### A run of entries:
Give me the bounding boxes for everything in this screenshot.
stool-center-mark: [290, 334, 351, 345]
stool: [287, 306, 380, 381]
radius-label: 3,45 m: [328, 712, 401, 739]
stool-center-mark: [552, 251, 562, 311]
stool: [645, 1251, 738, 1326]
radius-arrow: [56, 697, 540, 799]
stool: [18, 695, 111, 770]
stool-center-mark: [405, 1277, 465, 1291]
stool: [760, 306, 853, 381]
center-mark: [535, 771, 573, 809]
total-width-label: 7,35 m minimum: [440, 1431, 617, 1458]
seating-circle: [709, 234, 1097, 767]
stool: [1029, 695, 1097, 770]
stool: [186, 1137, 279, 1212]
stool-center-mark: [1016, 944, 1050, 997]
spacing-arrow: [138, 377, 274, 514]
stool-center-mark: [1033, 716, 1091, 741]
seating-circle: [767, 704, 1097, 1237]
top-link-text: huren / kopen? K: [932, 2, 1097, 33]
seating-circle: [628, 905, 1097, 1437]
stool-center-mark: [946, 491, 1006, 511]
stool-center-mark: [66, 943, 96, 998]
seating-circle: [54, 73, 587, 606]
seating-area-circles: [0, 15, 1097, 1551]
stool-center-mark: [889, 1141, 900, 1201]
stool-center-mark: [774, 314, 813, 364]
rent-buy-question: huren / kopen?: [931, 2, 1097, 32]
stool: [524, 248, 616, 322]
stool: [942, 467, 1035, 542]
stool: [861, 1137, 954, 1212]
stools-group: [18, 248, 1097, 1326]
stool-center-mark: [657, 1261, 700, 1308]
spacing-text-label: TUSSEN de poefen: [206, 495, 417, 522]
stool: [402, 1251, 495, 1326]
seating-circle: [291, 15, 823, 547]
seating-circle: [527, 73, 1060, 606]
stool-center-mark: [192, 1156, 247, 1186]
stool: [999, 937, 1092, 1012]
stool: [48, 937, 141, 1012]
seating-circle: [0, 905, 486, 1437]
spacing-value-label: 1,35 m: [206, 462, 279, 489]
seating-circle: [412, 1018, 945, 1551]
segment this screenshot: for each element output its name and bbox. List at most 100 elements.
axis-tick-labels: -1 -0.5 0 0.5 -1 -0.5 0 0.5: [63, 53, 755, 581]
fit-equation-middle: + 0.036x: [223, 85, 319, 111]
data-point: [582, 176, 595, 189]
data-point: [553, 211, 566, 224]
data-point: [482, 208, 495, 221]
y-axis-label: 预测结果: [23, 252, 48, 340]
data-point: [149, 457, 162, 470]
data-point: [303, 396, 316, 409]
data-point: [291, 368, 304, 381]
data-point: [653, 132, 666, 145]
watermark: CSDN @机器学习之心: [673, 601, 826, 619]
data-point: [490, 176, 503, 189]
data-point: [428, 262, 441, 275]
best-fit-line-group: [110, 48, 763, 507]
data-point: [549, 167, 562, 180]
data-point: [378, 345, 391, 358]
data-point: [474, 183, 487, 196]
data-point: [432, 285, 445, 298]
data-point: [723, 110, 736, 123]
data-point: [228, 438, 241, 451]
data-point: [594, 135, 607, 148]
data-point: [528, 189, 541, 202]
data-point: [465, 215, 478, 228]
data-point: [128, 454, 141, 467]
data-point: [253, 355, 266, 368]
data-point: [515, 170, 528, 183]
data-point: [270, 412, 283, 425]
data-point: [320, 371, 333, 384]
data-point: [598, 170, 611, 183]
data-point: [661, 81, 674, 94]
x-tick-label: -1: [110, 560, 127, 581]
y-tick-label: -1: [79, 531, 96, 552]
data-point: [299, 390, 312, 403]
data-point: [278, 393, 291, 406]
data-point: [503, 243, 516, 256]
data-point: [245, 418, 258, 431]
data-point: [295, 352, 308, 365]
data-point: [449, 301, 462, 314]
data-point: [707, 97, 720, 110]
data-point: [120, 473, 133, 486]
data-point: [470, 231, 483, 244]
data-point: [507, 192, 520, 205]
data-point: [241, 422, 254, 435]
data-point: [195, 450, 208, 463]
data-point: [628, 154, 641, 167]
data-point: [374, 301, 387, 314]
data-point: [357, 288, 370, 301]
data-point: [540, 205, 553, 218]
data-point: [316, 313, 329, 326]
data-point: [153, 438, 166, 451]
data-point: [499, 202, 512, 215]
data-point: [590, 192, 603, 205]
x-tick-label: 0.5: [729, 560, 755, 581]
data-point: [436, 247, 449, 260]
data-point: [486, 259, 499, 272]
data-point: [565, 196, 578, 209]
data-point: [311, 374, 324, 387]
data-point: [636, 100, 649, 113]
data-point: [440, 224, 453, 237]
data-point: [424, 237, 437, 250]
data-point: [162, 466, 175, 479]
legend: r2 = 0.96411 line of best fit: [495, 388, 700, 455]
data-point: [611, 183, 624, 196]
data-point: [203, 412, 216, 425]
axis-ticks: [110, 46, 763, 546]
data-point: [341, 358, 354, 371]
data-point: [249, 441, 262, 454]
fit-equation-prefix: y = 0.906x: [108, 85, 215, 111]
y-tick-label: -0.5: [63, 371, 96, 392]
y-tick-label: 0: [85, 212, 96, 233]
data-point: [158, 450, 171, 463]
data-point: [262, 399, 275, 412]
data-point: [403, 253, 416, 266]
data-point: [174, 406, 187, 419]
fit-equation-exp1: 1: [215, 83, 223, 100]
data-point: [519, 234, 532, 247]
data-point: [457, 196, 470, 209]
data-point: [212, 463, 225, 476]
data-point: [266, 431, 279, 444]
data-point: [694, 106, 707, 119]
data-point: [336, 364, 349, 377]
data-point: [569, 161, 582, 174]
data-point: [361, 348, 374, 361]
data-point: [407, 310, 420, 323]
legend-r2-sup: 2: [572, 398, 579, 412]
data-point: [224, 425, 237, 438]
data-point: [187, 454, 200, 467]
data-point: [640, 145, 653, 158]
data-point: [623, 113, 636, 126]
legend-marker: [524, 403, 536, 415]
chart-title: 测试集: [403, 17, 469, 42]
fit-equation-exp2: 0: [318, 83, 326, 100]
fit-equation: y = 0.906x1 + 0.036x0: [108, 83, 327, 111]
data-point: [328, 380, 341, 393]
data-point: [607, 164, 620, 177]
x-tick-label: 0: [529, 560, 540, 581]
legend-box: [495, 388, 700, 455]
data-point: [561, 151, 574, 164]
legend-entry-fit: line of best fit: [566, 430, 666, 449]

### Directions for this task:
Copy out every line of the entries above word for word, leaving nothing out.

### Solution:
Give me the bounding boxes for everything in this screenshot.
stool-center-mark: [290, 334, 351, 345]
stool: [287, 306, 380, 381]
radius-label: 3,45 m: [328, 712, 401, 739]
stool-center-mark: [552, 251, 562, 311]
stool: [645, 1251, 738, 1326]
radius-arrow: [56, 697, 540, 799]
stool: [18, 695, 111, 770]
stool-center-mark: [405, 1277, 465, 1291]
stool: [760, 306, 853, 381]
center-mark: [535, 771, 573, 809]
total-width-label: 7,35 m minimum: [440, 1431, 617, 1458]
seating-circle: [709, 234, 1097, 767]
stool: [1029, 695, 1097, 770]
stool: [186, 1137, 279, 1212]
stool-center-mark: [1016, 944, 1050, 997]
spacing-arrow: [138, 377, 274, 514]
stool-center-mark: [1033, 716, 1091, 741]
seating-circle: [767, 704, 1097, 1237]
top-link-text: huren / kopen? K: [932, 2, 1097, 33]
seating-circle: [628, 905, 1097, 1437]
stool-center-mark: [946, 491, 1006, 511]
stool-center-mark: [66, 943, 96, 998]
seating-circle: [54, 73, 587, 606]
seating-area-circles: [0, 15, 1097, 1551]
stool-center-mark: [889, 1141, 900, 1201]
stool-center-mark: [774, 314, 813, 364]
rent-buy-question: huren / kopen?: [931, 2, 1097, 32]
stool: [524, 248, 616, 322]
stool: [942, 467, 1035, 542]
stool: [861, 1137, 954, 1212]
stools-group: [18, 248, 1097, 1326]
stool-center-mark: [657, 1261, 700, 1308]
spacing-text-label: TUSSEN de poefen: [206, 495, 417, 522]
stool: [402, 1251, 495, 1326]
seating-circle: [291, 15, 823, 547]
seating-circle: [527, 73, 1060, 606]
stool-center-mark: [192, 1156, 247, 1186]
stool: [999, 937, 1092, 1012]
stool: [48, 937, 141, 1012]
seating-circle: [0, 905, 486, 1437]
spacing-value-label: 1,35 m: [206, 462, 279, 489]
seating-circle: [412, 1018, 945, 1551]
segment this screenshot: for each element output its name and bbox. List at most 100 elements.
axis-tick-labels: -1 -0.5 0 0.5 -1 -0.5 0 0.5: [63, 53, 755, 581]
fit-equation-middle: + 0.036x: [223, 85, 319, 111]
data-point: [582, 176, 595, 189]
data-point: [553, 211, 566, 224]
data-point: [482, 208, 495, 221]
y-axis-label: 预测结果: [23, 252, 48, 340]
data-point: [149, 457, 162, 470]
data-point: [303, 396, 316, 409]
data-point: [291, 368, 304, 381]
data-point: [653, 132, 666, 145]
watermark: CSDN @机器学习之心: [673, 601, 826, 619]
data-point: [490, 176, 503, 189]
data-point: [428, 262, 441, 275]
best-fit-line-group: [110, 48, 763, 507]
data-point: [549, 167, 562, 180]
data-point: [378, 345, 391, 358]
data-point: [474, 183, 487, 196]
data-point: [432, 285, 445, 298]
data-point: [723, 110, 736, 123]
data-point: [228, 438, 241, 451]
data-point: [594, 135, 607, 148]
data-point: [528, 189, 541, 202]
data-point: [465, 215, 478, 228]
data-point: [128, 454, 141, 467]
data-point: [253, 355, 266, 368]
data-point: [515, 170, 528, 183]
data-point: [270, 412, 283, 425]
data-point: [320, 371, 333, 384]
data-point: [598, 170, 611, 183]
data-point: [661, 81, 674, 94]
x-tick-label: -1: [110, 560, 127, 581]
y-tick-label: -1: [79, 531, 96, 552]
data-point: [299, 390, 312, 403]
data-point: [278, 393, 291, 406]
data-point: [503, 243, 516, 256]
data-point: [245, 418, 258, 431]
data-point: [295, 352, 308, 365]
data-point: [449, 301, 462, 314]
data-point: [707, 97, 720, 110]
data-point: [120, 473, 133, 486]
data-point: [470, 231, 483, 244]
data-point: [507, 192, 520, 205]
data-point: [241, 422, 254, 435]
data-point: [195, 450, 208, 463]
data-point: [628, 154, 641, 167]
data-point: [374, 301, 387, 314]
data-point: [357, 288, 370, 301]
data-point: [540, 205, 553, 218]
data-point: [316, 313, 329, 326]
data-point: [153, 438, 166, 451]
data-point: [499, 202, 512, 215]
data-point: [590, 192, 603, 205]
x-tick-label: 0.5: [729, 560, 755, 581]
data-point: [436, 247, 449, 260]
data-point: [486, 259, 499, 272]
data-point: [565, 196, 578, 209]
data-point: [311, 374, 324, 387]
data-point: [636, 100, 649, 113]
data-point: [440, 224, 453, 237]
data-point: [424, 237, 437, 250]
data-point: [162, 466, 175, 479]
legend: r2 = 0.96411 line of best fit: [495, 388, 700, 455]
data-point: [611, 183, 624, 196]
data-point: [203, 412, 216, 425]
axis-ticks: [110, 46, 763, 546]
data-point: [341, 358, 354, 371]
data-point: [249, 441, 262, 454]
fit-equation-prefix: y = 0.906x: [108, 85, 215, 111]
y-tick-label: -0.5: [63, 371, 96, 392]
y-tick-label: 0: [85, 212, 96, 233]
data-point: [158, 450, 171, 463]
data-point: [262, 399, 275, 412]
data-point: [403, 253, 416, 266]
data-point: [174, 406, 187, 419]
fit-equation-exp1: 1: [215, 83, 223, 100]
data-point: [519, 234, 532, 247]
data-point: [457, 196, 470, 209]
data-point: [212, 463, 225, 476]
data-point: [266, 431, 279, 444]
data-point: [694, 106, 707, 119]
data-point: [336, 364, 349, 377]
data-point: [569, 161, 582, 174]
data-point: [361, 348, 374, 361]
data-point: [407, 310, 420, 323]
legend-r2-sup: 2: [572, 398, 579, 412]
data-point: [224, 425, 237, 438]
data-point: [187, 454, 200, 467]
data-point: [640, 145, 653, 158]
data-point: [623, 113, 636, 126]
legend-marker: [524, 403, 536, 415]
chart-title: 测试集: [403, 17, 469, 42]
fit-equation-exp2: 0: [318, 83, 326, 100]
fit-equation: y = 0.906x1 + 0.036x0: [108, 83, 327, 111]
data-point: [328, 380, 341, 393]
data-point: [607, 164, 620, 177]
x-tick-label: 0: [529, 560, 540, 581]
legend-box: [495, 388, 700, 455]
data-point: [561, 151, 574, 164]
legend-entry-fit: line of best fit: [566, 430, 666, 449]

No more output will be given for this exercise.